• [WORK TO COMPLETE]:
Duplicate the lines that run from the one containing "footer-column-value: 1.8 [417, 1099, 433, 1110]" through the one containing "availability-segment [640, 240, 776, 245]", both included.

>> Begin DATA SECTION

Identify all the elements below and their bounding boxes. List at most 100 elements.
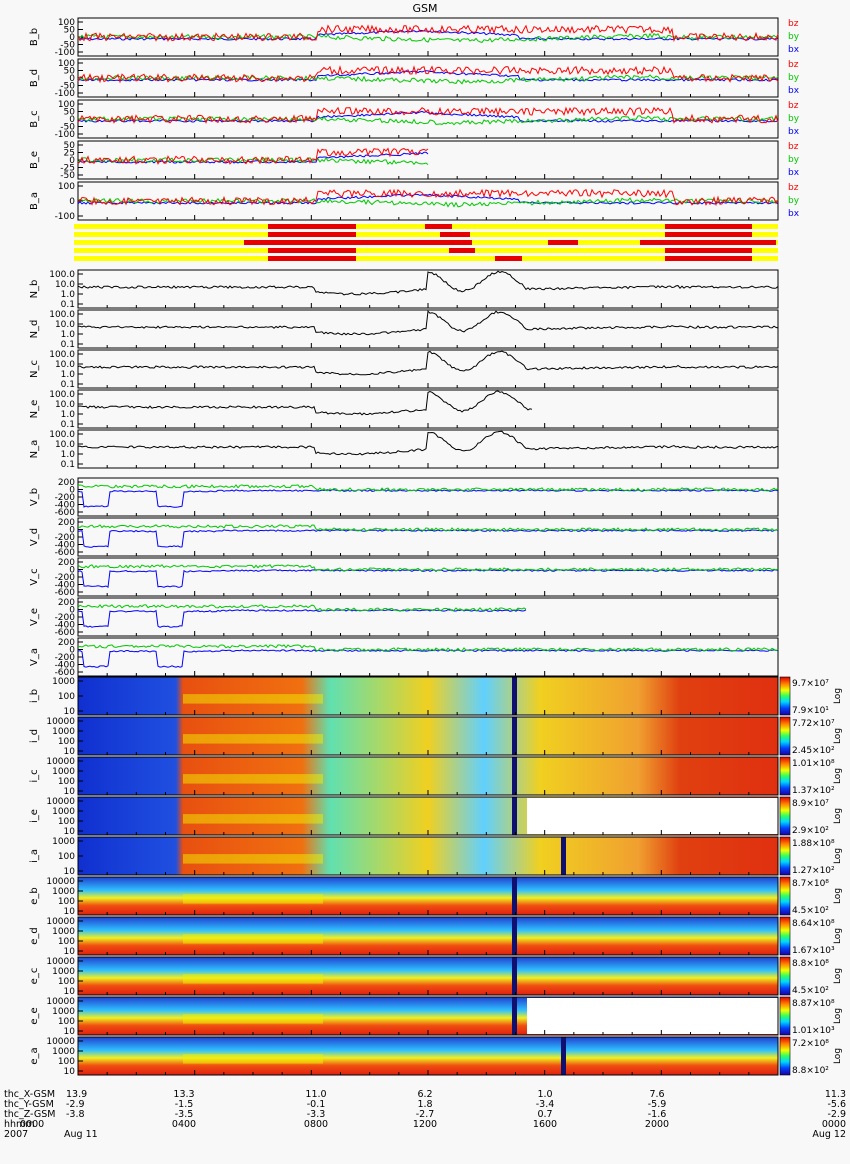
footer-column-value: 1.8 [417, 1099, 433, 1110]
bz-trace [77, 147, 429, 165]
colorbar [779, 716, 791, 756]
row-label-y: thc_Y-GSM [4, 1099, 54, 1110]
density-N_b-tick: 10.0 [55, 280, 75, 290]
bx-trace [77, 193, 779, 205]
last-value-z: -2.9 [827, 1109, 846, 1120]
field-B_b-tick: 0 [69, 33, 75, 43]
spectrogram-stripe [512, 677, 517, 715]
spec-e_d-tick: 100 [58, 937, 75, 947]
colorbar-max: 1.88×10⁸ [792, 839, 835, 849]
colorbar [779, 756, 791, 796]
footer-column-value: 1600 [532, 1119, 558, 1130]
first-value-z: -3.8 [66, 1109, 85, 1120]
legend-bz: bz [788, 60, 799, 70]
spectrogram-band [183, 934, 323, 944]
spec-i_a-tick: 100 [58, 852, 75, 862]
colorbar [779, 916, 791, 956]
vx-trace [77, 569, 779, 589]
spec-e_a-label: e_a [29, 1047, 40, 1064]
legend-bz: bz [788, 142, 799, 152]
spec-i_d-tick: 100 [58, 737, 75, 747]
row-label-hhmm: hhmm [4, 1119, 35, 1130]
colorbar-max: 8.8×10⁸ [792, 959, 829, 969]
colorbar-max: 7.2×10⁸ [792, 1039, 829, 1049]
spectrogram-band [183, 734, 323, 744]
spectrogram-gap [527, 798, 778, 834]
legend-bx: bx [788, 209, 800, 219]
field-B_a-label: B_a [29, 192, 40, 210]
spectrogram-stripe [512, 717, 517, 755]
field-B_a-tick: 100 [58, 182, 75, 192]
availability-segment [449, 248, 475, 253]
availability-bars [74, 224, 778, 261]
spec-e_b-label: e_b [29, 887, 40, 905]
ephemeris-footer: thc_X-GSM thc_Y-GSM thc_Z-GSM hhmm 2007 … [4, 1090, 846, 1164]
legend-by: by [788, 196, 800, 206]
spec-i_e-tick: 10 [64, 827, 76, 837]
velocity-V_c-tick: 0 [69, 566, 75, 576]
density-N_e-tick: 10.0 [55, 400, 75, 410]
velocity-panel-V_b: V_b 2000-200-400-600 [29, 478, 779, 518]
spec-e_b-tick: 1000 [52, 887, 75, 897]
colorbar-max: 9.7×10⁷ [792, 679, 829, 689]
availability-segment [268, 224, 356, 229]
density-trace [77, 390, 533, 416]
spec-i_c-label: i_c [29, 769, 40, 782]
velocity-V_e-tick: 0 [69, 606, 75, 616]
spec-i_d-tick: 10 [64, 747, 76, 757]
colorbar-min: 4.5×10² [792, 906, 829, 916]
spec-e_a-tick: 1000 [52, 1047, 75, 1057]
spec-e_e-tick: 10 [64, 1027, 76, 1037]
colorbar [779, 876, 791, 916]
density-panel-N_d: N_d 100.010.01.00.1 [29, 309, 779, 350]
colorbar-label: Log [833, 688, 843, 704]
availability-segment [665, 232, 752, 237]
colorbar-max: 8.64×10⁸ [792, 919, 835, 929]
density-N_a-tick: 100.0 [49, 430, 75, 440]
availability-segment [640, 240, 776, 245]
availability-segment [244, 240, 472, 245]
spec-e_e-tick: 100 [58, 1017, 75, 1027]
colorbar-label: Log [833, 768, 843, 784]
footer-column-value: -3.4 [535, 1099, 555, 1110]
bz-trace [77, 24, 779, 43]
colorbar-max: 1.01×10⁸ [792, 759, 835, 769]
spec-e_c-tick: 100 [58, 977, 75, 987]
legend-by: by [788, 32, 800, 42]
spectrogram-stripe [512, 997, 517, 1035]
footer-column-value: -5.9 [647, 1099, 667, 1110]
field-B_e-frame [77, 140, 779, 180]
spectrogram-stripe [512, 797, 517, 835]
density-N_a-tick: 1.0 [61, 450, 76, 460]
colorbar-min: 4.5×10² [792, 986, 829, 996]
availability-row [74, 232, 778, 237]
spectrogram-stripe [512, 917, 517, 955]
velocity-V_d-tick: -600 [55, 548, 76, 558]
colorbar-min: 8.8×10² [792, 1066, 829, 1076]
bx-trace [77, 110, 779, 123]
legend-bx: bx [788, 86, 800, 96]
spec-e_b-tick: 10000 [46, 877, 75, 887]
field-B_d-tick: -100 [55, 89, 76, 99]
spec-e_c-tick: 10 [64, 987, 76, 997]
availability-segment [425, 224, 452, 229]
bz-trace [77, 188, 779, 207]
spec-i_b-tick: 10 [64, 707, 76, 717]
bz-trace [77, 65, 779, 84]
velocity-V_c-label: V_c [29, 568, 40, 585]
density-N_b-label: N_b [29, 280, 40, 299]
availability-segment [268, 232, 356, 237]
field-B_e-tick: 25 [64, 149, 75, 159]
availability-segment [440, 232, 470, 237]
density-panels: N_b100.010.01.00.1N_d100.010.01.00.1N_c1… [29, 269, 779, 470]
spec-e_e-label: e_e [29, 1007, 40, 1024]
vy-trace [77, 564, 779, 572]
velocity-V_b-tick: -400 [55, 501, 76, 511]
density-N_d-frame [77, 309, 779, 349]
availability-segment [665, 248, 752, 253]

>> End DATA SECTION

• [FINISHED EXERCISE]:
footer-column-value: 1.8 [417, 1099, 433, 1110]
bz-trace [77, 147, 429, 165]
colorbar [779, 716, 791, 756]
row-label-y: thc_Y-GSM [4, 1099, 54, 1110]
density-N_b-tick: 10.0 [55, 280, 75, 290]
bx-trace [77, 193, 779, 205]
last-value-z: -2.9 [827, 1109, 846, 1120]
field-B_b-tick: 0 [69, 33, 75, 43]
spectrogram-stripe [512, 677, 517, 715]
spec-e_d-tick: 100 [58, 937, 75, 947]
colorbar-max: 1.88×10⁸ [792, 839, 835, 849]
colorbar [779, 756, 791, 796]
footer-column-value: 1600 [532, 1119, 558, 1130]
first-value-z: -3.8 [66, 1109, 85, 1120]
legend-bz: bz [788, 60, 799, 70]
spectrogram-band [183, 934, 323, 944]
spec-i_a-tick: 100 [58, 852, 75, 862]
colorbar [779, 916, 791, 956]
vx-trace [77, 569, 779, 589]
spec-e_a-label: e_a [29, 1047, 40, 1064]
legend-bz: bz [788, 142, 799, 152]
spec-i_d-tick: 100 [58, 737, 75, 747]
row-label-hhmm: hhmm [4, 1119, 35, 1130]
colorbar-max: 8.8×10⁸ [792, 959, 829, 969]
colorbar-max: 7.2×10⁸ [792, 1039, 829, 1049]
spectrogram-band [183, 734, 323, 744]
spectrogram-gap [527, 798, 778, 834]
legend-bx: bx [788, 209, 800, 219]
field-B_a-label: B_a [29, 192, 40, 210]
spectrogram-stripe [512, 717, 517, 755]
field-B_a-tick: 100 [58, 182, 75, 192]
availability-segment [449, 248, 475, 253]
availability-bars [74, 224, 778, 261]
spec-e_b-label: e_b [29, 887, 40, 905]
ephemeris-footer: thc_X-GSM thc_Y-GSM thc_Z-GSM hhmm 2007 … [4, 1090, 846, 1164]
legend-by: by [788, 196, 800, 206]
spec-i_e-tick: 10 [64, 827, 76, 837]
velocity-V_c-tick: 0 [69, 566, 75, 576]
density-N_e-tick: 10.0 [55, 400, 75, 410]
velocity-panel-V_b: V_b 2000-200-400-600 [29, 478, 779, 518]
spec-e_b-tick: 1000 [52, 887, 75, 897]
colorbar-max: 9.7×10⁷ [792, 679, 829, 689]
availability-segment [268, 224, 356, 229]
density-trace [77, 390, 533, 416]
spec-i_c-label: i_c [29, 769, 40, 782]
velocity-V_e-tick: 0 [69, 606, 75, 616]
spec-i_d-tick: 10 [64, 747, 76, 757]
colorbar-min: 4.5×10² [792, 906, 829, 916]
spec-e_a-tick: 1000 [52, 1047, 75, 1057]
spec-e_e-tick: 10 [64, 1027, 76, 1037]
colorbar [779, 876, 791, 916]
density-panel-N_d: N_d 100.010.01.00.1 [29, 309, 779, 350]
colorbar-label: Log [833, 688, 843, 704]
availability-segment [665, 232, 752, 237]
colorbar-max: 8.64×10⁸ [792, 919, 835, 929]
density-N_a-tick: 100.0 [49, 430, 75, 440]
availability-segment [640, 240, 776, 245]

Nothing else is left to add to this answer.